# Objective
Reproduce the records below exactly as they appear, omitting any pictures they contain.

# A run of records
____________________

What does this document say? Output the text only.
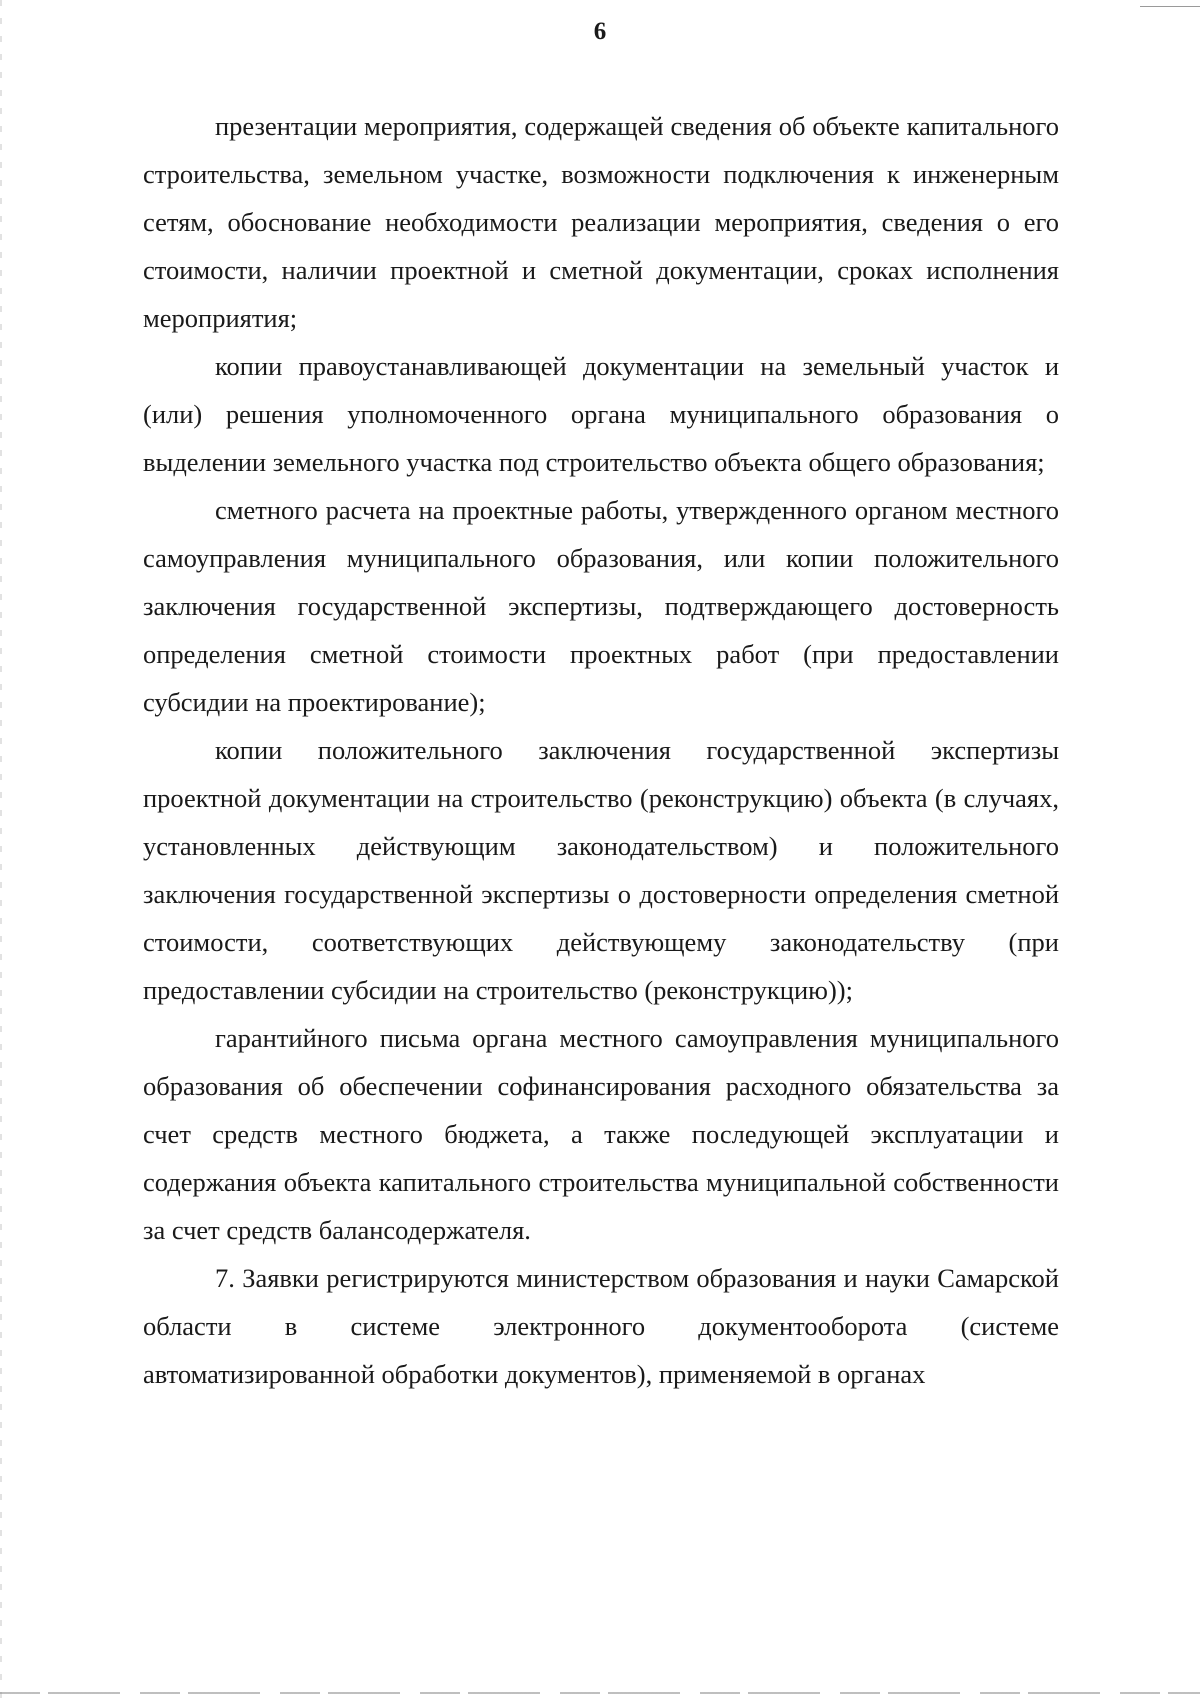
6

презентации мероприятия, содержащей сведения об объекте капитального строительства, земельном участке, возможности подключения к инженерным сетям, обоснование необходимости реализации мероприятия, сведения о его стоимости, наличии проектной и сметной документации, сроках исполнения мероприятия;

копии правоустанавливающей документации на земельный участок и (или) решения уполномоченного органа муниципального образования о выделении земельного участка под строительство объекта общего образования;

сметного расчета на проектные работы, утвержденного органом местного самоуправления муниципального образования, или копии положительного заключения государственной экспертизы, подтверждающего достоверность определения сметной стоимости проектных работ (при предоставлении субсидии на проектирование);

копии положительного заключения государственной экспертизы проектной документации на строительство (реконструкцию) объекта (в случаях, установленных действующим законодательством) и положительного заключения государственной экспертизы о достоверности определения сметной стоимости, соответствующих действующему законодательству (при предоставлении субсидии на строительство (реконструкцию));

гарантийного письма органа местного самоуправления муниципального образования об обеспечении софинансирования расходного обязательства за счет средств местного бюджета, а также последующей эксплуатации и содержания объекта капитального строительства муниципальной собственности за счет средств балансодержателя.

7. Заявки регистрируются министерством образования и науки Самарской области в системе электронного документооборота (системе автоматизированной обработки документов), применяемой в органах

____________________

# Result of the task
What does this document say? Output the text only.
6

презентации мероприятия, содержащей сведения об объекте капитального строительства, земельном участке, возможности подключения к инженерным сетям, обоснование необходимости реализации мероприятия, сведения о его стоимости, наличии проектной и сметной документации, сроках исполнения мероприятия;

копии правоустанавливающей документации на земельный участок и (или) решения уполномоченного органа муниципального образования о выделении земельного участка под строительство объекта общего образования;

сметного расчета на проектные работы, утвержденного органом местного самоуправления муниципального образования, или копии положительного заключения государственной экспертизы, подтверждающего достоверность определения сметной стоимости проектных работ (при предоставлении субсидии на проектирование);

копии положительного заключения государственной экспертизы проектной документации на строительство (реконструкцию) объекта (в случаях, установленных действующим законодательством) и положительного заключения государственной экспертизы о достоверности определения сметной стоимости, соответствующих действующему законодательству (при предоставлении субсидии на строительство (реконструкцию));

гарантийного письма органа местного самоуправления муниципального образования об обеспечении софинансирования расходного обязательства за счет средств местного бюджета, а также последующей эксплуатации и содержания объекта капитального строительства муниципальной собственности за счет средств балансодержателя.

7. Заявки регистрируются министерством образования и науки Самарской области в системе электронного документооборота (системе автоматизированной обработки документов), применяемой в органах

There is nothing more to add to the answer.